_WORK TO COMPLETE_
Wherever the word "that" appears in the entries, copy the whole line.

# RAW RECORDS start

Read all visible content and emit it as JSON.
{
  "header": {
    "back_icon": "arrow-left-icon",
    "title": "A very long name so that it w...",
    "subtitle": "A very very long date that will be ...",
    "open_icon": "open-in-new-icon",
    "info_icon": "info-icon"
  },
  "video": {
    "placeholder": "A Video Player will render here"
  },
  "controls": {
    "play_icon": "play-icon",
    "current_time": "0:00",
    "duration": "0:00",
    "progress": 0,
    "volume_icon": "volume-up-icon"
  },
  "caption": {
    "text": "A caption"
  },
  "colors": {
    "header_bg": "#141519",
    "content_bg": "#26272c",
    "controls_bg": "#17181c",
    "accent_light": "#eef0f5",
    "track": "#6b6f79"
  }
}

# RAW RECORDS end

_RESULT_
    "title": "A very long name so that it w...",
    "subtitle": "A very very long date that will be ...",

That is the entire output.